## TAREAS POR REALIZAR
A: Imprime el pasaje del texto sobre Roberto Onell que va desde "Me referiré en" hasta "nacido en 1975.".
B: Según el texto sobre Roberto Onell, ¿en qué fecha anotó Sándor Márai en su diario la impresión que se cita?
C: En el texto sobre Roberto Onell, resume de forma más breve el párrafo que comienza con "No hace falta reseñar las características", sin perder sus datos principales.

## TEXTO DE LA PÁGINA
Me referiré en estas páginas a un poeta que trae algo nuevo a la literatura chilena de su tiempo, y con esto quiero indicar una extensión temporal ya considerable. Con alguna precisión, las últimas tres décadas, gran parte del tiempo poéticamente activo de Roberto Onell, nacido en 1975.
No hace falta reseñar las características de ese período porque hay suficiente bibliografía sobre los más diversos aspectos de un tiempo atravesado por lo sombrío y lo promisorio, tanto en Chile como en gran parte de Latinoamérica. En lo que nos toca a escritores y artistas bastará pensar en los deterioros culturales que ha traído la extendida consagración de la banalidad, para no decir más de otras perturbaciones harto estudiadas y denunciadas: la tarea literaria, más productiva que nunca, ha resultado con demasiada frecuencia menos significativa que nunca. Algo que, visto con serenidad y desde una apreciable lejanía, parece difícil de subsanar. Sándor Márai escribió esta impresión en su diario, el 5 de junio de 1984: “Cada vez hay más gente que quiere escribir y menos que esté dispuesta a leer”. Notas como esta hacen más valioso y apreciable hablar de un poeta tan estimado y constante como lo es Roberto Onell.

## DATOS MOSTRADOS
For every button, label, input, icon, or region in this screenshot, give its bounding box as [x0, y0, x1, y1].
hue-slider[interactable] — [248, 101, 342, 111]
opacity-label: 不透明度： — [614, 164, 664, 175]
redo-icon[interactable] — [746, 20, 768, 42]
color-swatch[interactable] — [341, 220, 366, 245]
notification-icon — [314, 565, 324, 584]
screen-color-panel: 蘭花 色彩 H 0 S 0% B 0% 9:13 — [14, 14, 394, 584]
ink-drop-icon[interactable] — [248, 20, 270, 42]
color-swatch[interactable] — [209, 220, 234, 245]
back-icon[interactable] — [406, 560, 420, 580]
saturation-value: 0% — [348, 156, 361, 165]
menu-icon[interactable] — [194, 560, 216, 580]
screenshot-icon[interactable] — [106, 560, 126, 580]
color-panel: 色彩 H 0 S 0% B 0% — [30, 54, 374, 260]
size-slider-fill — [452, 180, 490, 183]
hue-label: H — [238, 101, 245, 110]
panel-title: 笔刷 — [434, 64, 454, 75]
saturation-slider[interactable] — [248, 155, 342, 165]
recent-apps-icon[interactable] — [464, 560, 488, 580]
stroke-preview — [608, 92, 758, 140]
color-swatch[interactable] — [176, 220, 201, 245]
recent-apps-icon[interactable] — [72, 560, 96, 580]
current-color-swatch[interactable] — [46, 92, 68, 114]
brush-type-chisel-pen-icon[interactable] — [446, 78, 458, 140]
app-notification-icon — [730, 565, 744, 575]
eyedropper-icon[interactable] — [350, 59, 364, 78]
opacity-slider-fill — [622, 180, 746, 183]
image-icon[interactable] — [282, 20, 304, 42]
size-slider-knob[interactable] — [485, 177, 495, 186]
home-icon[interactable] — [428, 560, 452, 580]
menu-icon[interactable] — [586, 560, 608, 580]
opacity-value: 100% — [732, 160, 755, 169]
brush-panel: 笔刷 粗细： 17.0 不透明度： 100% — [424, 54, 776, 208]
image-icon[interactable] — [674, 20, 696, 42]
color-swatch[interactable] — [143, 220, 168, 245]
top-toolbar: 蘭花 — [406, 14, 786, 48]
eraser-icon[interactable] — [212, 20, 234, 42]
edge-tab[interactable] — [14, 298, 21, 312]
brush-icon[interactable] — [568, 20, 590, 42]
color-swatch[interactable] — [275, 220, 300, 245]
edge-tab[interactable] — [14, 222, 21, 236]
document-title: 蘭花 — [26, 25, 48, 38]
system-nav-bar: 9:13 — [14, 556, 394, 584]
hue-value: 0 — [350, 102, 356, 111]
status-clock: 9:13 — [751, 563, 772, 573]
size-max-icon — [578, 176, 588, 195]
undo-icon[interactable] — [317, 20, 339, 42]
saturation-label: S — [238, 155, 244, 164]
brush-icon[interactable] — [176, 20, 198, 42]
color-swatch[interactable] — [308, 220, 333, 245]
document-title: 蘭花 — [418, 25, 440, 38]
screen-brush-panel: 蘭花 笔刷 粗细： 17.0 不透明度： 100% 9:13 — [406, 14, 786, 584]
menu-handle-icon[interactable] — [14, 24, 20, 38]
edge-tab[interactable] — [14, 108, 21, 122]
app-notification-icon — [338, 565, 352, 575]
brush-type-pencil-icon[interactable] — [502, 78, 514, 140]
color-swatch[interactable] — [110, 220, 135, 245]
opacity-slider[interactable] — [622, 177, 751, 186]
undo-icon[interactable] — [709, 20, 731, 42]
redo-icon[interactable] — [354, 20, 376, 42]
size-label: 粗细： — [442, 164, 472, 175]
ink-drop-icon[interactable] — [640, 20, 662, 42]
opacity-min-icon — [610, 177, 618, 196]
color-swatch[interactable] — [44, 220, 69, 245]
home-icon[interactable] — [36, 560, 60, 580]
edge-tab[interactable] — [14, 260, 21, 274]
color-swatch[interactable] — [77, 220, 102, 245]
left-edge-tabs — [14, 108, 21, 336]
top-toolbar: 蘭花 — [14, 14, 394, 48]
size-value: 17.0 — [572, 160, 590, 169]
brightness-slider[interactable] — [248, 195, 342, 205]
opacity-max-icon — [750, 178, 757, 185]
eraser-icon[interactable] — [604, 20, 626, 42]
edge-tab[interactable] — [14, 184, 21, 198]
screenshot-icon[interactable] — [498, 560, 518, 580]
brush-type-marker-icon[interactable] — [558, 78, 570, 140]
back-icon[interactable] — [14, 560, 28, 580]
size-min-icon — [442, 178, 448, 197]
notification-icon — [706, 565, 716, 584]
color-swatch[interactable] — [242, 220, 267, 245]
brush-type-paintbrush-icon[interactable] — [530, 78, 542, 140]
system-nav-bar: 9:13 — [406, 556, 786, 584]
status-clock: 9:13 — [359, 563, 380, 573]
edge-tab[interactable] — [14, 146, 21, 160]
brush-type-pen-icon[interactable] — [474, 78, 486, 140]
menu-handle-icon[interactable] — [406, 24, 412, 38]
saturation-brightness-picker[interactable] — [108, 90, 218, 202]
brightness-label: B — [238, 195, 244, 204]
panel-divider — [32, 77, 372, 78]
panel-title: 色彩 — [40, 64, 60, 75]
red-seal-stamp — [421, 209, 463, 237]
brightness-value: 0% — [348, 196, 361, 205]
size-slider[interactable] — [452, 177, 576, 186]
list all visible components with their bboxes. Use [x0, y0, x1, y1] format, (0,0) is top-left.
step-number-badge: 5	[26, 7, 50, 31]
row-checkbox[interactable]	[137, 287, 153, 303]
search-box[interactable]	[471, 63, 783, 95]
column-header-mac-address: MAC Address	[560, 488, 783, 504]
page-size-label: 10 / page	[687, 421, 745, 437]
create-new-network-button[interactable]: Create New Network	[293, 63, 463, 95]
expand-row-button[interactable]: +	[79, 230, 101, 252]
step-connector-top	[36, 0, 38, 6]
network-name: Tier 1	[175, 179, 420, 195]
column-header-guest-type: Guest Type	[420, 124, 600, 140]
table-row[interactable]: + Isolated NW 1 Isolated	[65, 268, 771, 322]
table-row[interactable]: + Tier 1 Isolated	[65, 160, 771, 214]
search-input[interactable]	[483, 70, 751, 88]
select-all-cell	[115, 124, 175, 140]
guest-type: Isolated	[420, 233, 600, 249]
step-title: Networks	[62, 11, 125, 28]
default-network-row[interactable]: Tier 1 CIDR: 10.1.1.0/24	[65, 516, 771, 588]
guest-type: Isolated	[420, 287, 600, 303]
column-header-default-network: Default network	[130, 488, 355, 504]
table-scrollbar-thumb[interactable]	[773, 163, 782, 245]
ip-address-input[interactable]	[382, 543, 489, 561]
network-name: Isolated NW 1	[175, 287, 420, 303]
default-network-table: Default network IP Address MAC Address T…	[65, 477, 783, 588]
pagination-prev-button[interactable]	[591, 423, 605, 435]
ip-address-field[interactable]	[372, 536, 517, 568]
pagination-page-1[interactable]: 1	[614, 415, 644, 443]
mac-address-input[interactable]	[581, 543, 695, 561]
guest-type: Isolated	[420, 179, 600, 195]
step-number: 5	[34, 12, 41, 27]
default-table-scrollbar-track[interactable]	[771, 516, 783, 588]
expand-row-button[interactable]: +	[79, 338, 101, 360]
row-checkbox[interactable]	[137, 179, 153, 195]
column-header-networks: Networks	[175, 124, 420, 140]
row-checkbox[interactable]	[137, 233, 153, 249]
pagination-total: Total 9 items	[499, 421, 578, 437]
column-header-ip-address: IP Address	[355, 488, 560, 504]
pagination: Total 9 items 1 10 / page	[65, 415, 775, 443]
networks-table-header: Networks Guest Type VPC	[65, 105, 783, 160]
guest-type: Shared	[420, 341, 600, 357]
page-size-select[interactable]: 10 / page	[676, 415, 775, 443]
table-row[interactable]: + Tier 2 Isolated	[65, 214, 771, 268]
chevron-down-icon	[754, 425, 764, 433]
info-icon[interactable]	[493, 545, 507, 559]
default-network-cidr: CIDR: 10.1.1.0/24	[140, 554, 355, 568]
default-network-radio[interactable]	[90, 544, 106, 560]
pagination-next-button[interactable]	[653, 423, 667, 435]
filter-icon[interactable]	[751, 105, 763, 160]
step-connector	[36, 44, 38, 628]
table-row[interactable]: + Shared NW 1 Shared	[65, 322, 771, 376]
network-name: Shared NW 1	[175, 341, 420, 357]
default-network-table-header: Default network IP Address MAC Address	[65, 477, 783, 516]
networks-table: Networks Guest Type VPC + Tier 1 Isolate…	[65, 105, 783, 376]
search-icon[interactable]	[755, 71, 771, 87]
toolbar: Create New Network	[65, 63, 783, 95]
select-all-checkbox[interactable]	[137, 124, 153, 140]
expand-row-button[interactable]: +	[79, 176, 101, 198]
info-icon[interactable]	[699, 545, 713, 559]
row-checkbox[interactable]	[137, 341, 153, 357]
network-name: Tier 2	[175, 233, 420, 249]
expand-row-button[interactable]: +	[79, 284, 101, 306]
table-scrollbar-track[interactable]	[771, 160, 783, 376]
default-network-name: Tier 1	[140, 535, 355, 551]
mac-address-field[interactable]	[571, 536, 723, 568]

## RESPUESTAS POR TAREA
A:
Me referiré en estas páginas a un poeta que trae algo nuevo a la literatura chilena de su tiempo, y con esto quiero indicar una extensión temporal ya considerable. Con alguna precisión, las últimas tres décadas, gran parte del tiempo poéticamente activo de Roberto Onell, nacido en 1975.

B: El 5 de junio de 1984.

C: Sobre ese período, marcado por lo sombrío y lo promisorio en Chile y gran parte de Latinoamérica, ya existe abundante bibliografía. Para escritores y artistas, la extendida consagración de la banalidad ha traído deterioros culturales: la tarea literaria, más productiva que nunca, ha resultado a menudo menos significativa que nunca, algo difícil de subsanar. Sándor Márai anotó en su diario, el 5 de junio de 1984: "Cada vez hay más gente que quiere escribir y menos que esté dispuesta a leer". Notas así dan más valor a hablar de un poeta tan estimado y constante como Roberto Onell.